◆ Fragmento ◆
○ ○ ○ ○ ○
Taiwán: paralelos extraordinarios

El señor Chen se enfrentó al cuasi monopolio del KMT y venció. Quizás algo parecido podría ocurrir en México el próximo dos de julio, fecha en que el PRI enfrentará el reto más creíble de su historia. En Taiwán, por cincuenta años, el Kuomitang, conocido como KMT, dominó la política, la economía y la vida de esa sociedad como si fuera el propietario y mandamás. Pero a fines de marzo pasado, Chen Shui-bian, líder del Partido Democrático Progresista, ganó las elecciones a la presidencia de ese país, rompiendo el monopolio que por décadas había ejercido el KMT. Las semejanzas con México son extraordinarias y arrojan un conjunto de lecciones tanto para el proceso electoral que se avecina como para la idea de una transición democrática. De una o de otra manera, el caso de Taiwán demuestra que es factible lograr un cambio político pacífico dentro de las reglas del juego establecidas por el partido monopólico, pero siempre y cuando los políticos y la población en su conjunto estén convencidos de que la paz y la estabilidad son valores superiores y, por lo tanto, deseables por encima de las diferencias entre partidos.

 

Tanto las semejanzas como las diferencias son patentes. El Kuomitang dominó la política del paraíso económico que hoy es Taiwán desde que las tropas de Mao desterraron a ese partido de la China continental en 1949. A partir de entonces, el KMT se dedicó a desarrollar la economía de esa isla y a esperar el colapso de la economía china, situación que nunca se materializó. A pesar de ello, tanto el gobierno comunista chino como el del KMT en Taiwán compartían valores fundamentales, como la noción de que debía haber una sola China y de que, a final de cuentas, alguno de los dos sistemas triunfaría para bien de ambas partes. Por décadas, tanto Taiwán como China mantuvieron viva la noción de una eventual reunificación; sin embargo, la realidad económica y política ha creado dos naciones claramente diferenciadas que siguen caminos distintos, cada una con sus criterios y realidades particulares.
○ ○ ○ ○ ○
◆ Ejercicio planteado 1 ◆
Reproduce sin cambios el pasaje del texto sobre Taiwán que empieza en "Tanto las semejanzas" y termina en "y realidades particulares.".
◆ Ejercicio planteado 2 ◆
Enumera todos los partidos políticos que se nombran en el texto sobre Taiwán.
Las líneas no hacen falta para resolver nada.

◆ Datos proporcionados ◆
○ ○ ○ ○ ○
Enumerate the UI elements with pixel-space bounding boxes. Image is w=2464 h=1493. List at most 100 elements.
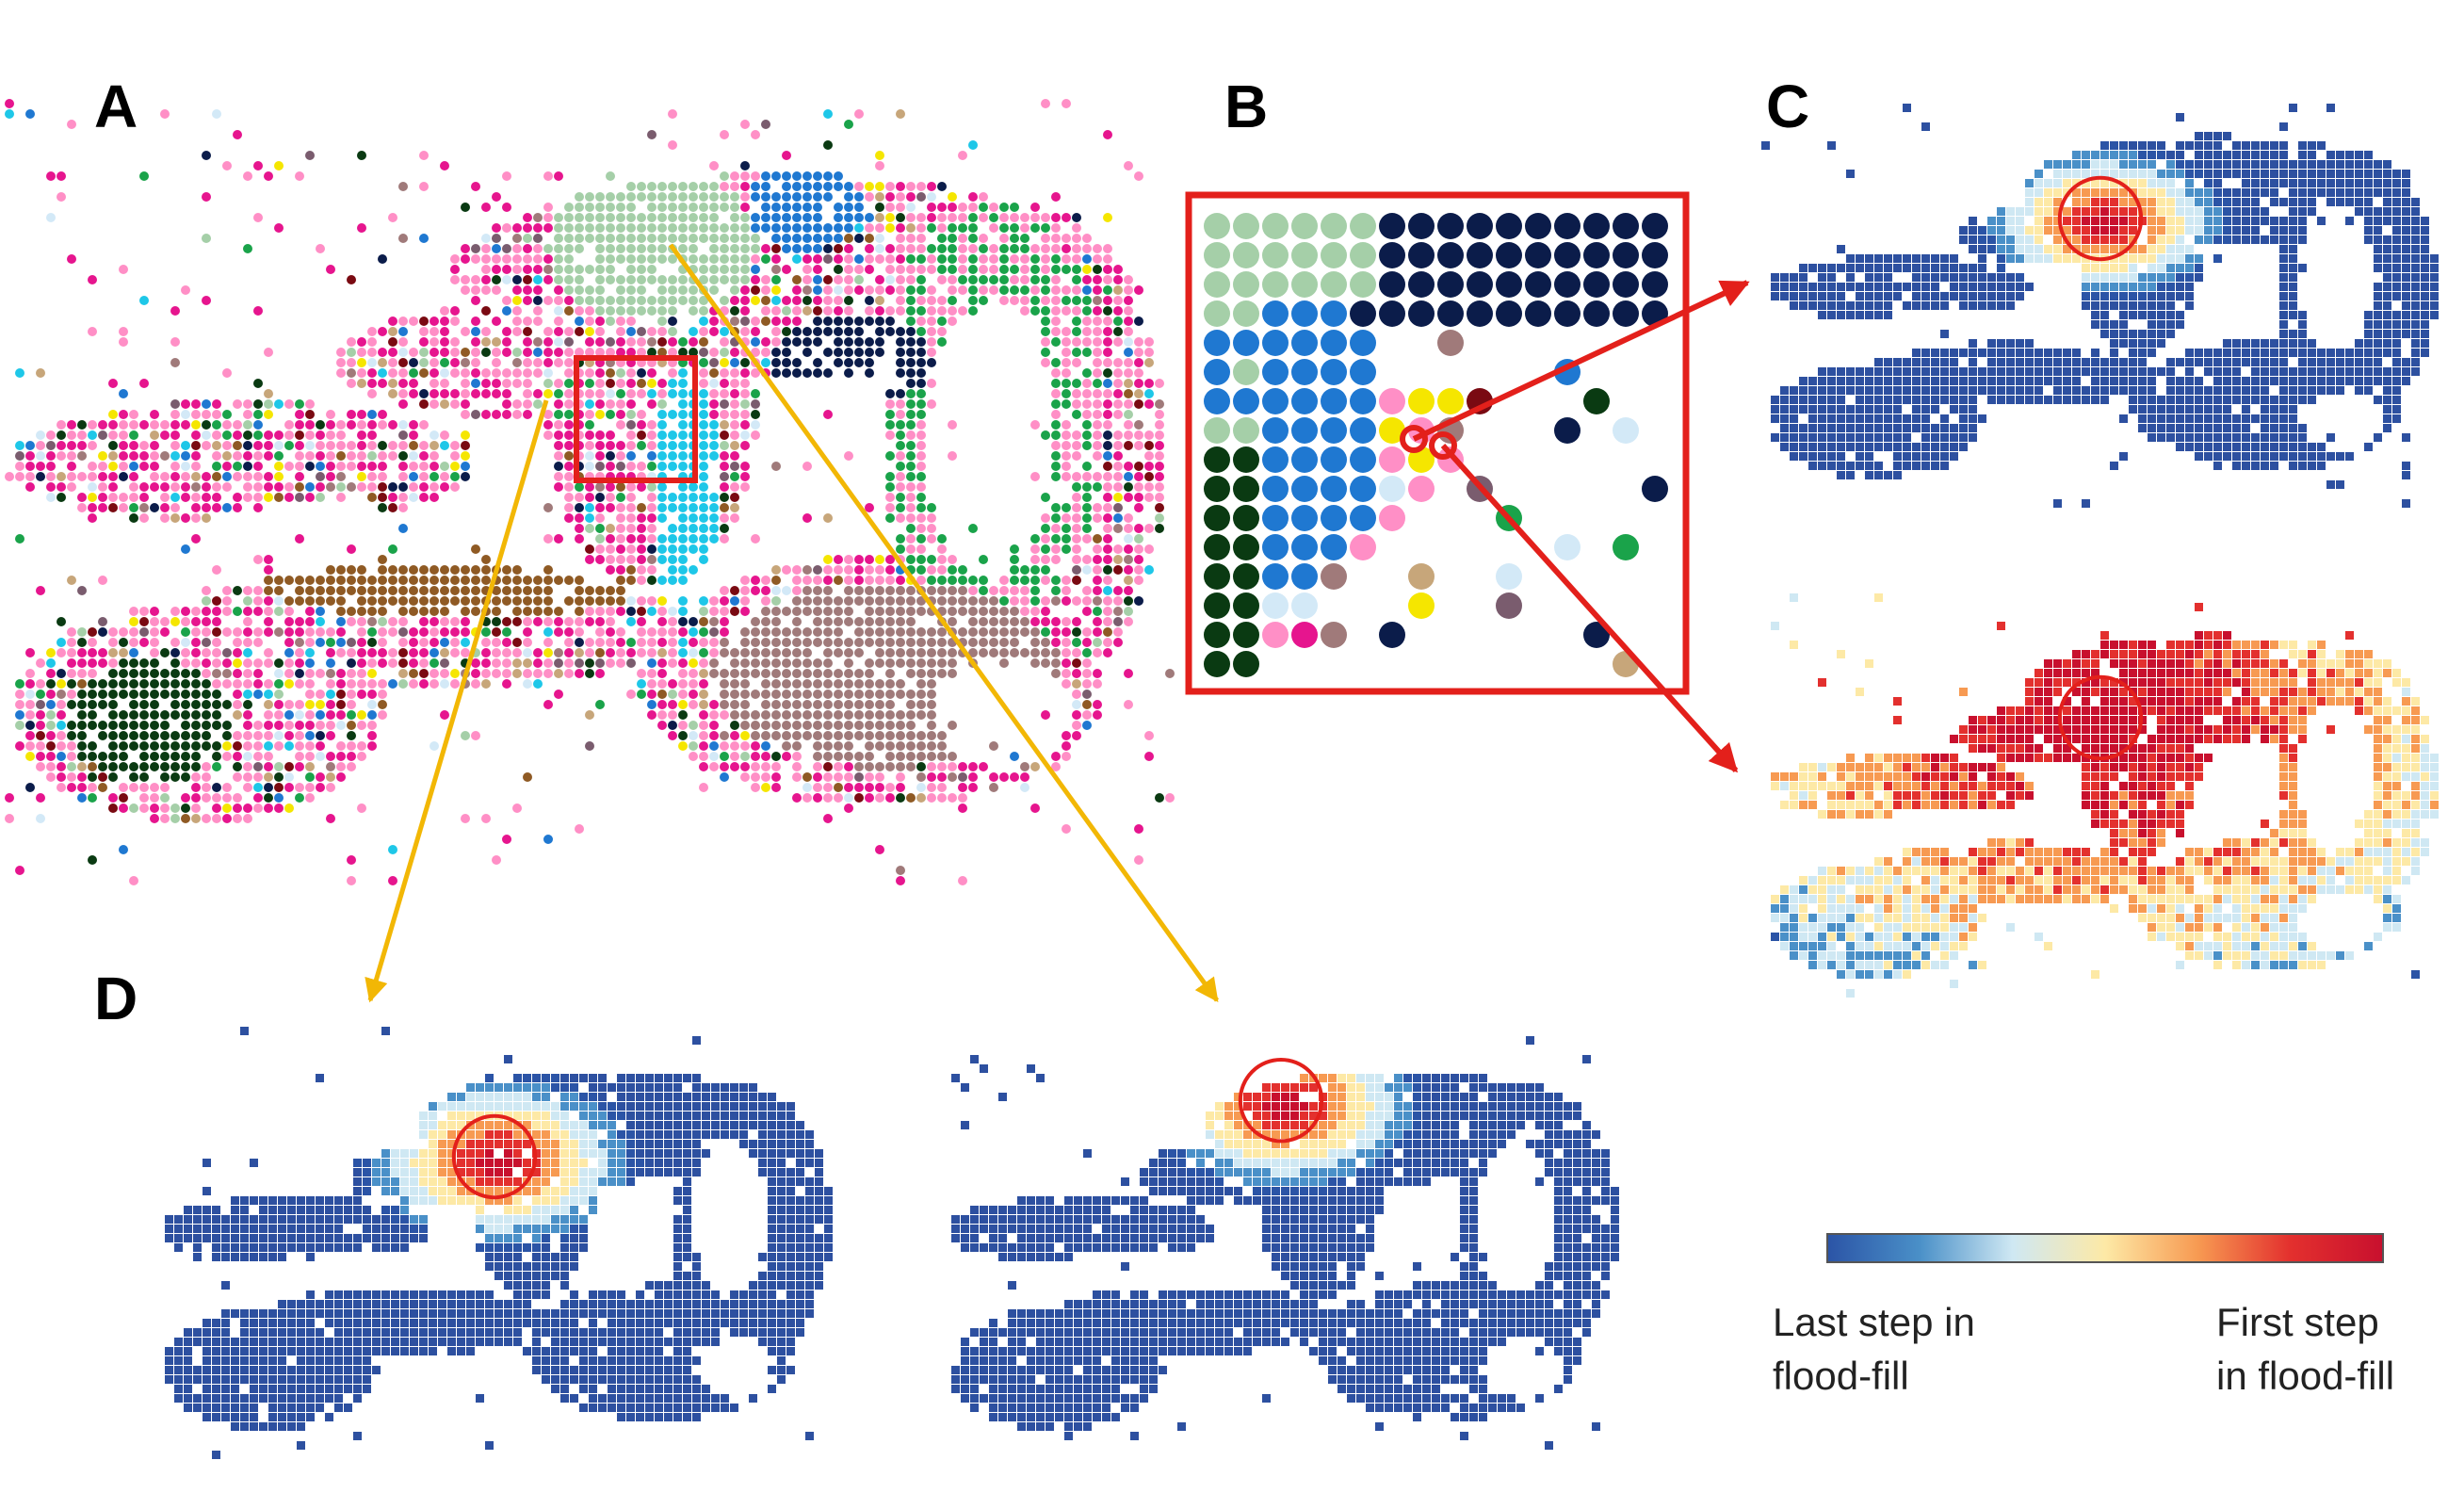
○ ○ ○ ○ ○
◆ Solución del ejercicio 1 ◆
Tanto las semejanzas como las diferencias son patentes. El Kuomitang dominó la política del paraíso económico que hoy es Taiwán desde que las tropas de Mao desterraron a ese partido de la China continental en 1949. A partir de entonces, el KMT se dedicó a desarrollar la economía de esa isla y a esperar el colapso de la economía china, situación que nunca se materializó. A pesar de ello, tanto el gobierno comunista chino como el del KMT en Taiwán compartían valores fundamentales, como la noción de que debía haber una sola China y de que, a final de cuentas, alguno de los dos sistemas triunfaría para bien de ambas partes. Por décadas, tanto Taiwán como China mantuvieron viva la noción de una eventual reunificación; sin embargo, la realidad económica y política ha creado dos naciones claramente diferenciadas que siguen caminos distintos, cada una con sus criterios y realidades particulares.

◆ Solución del ejercicio 2 ◆
- Kuomitang (KMT)
- PRI
- Partido Democrático Progresista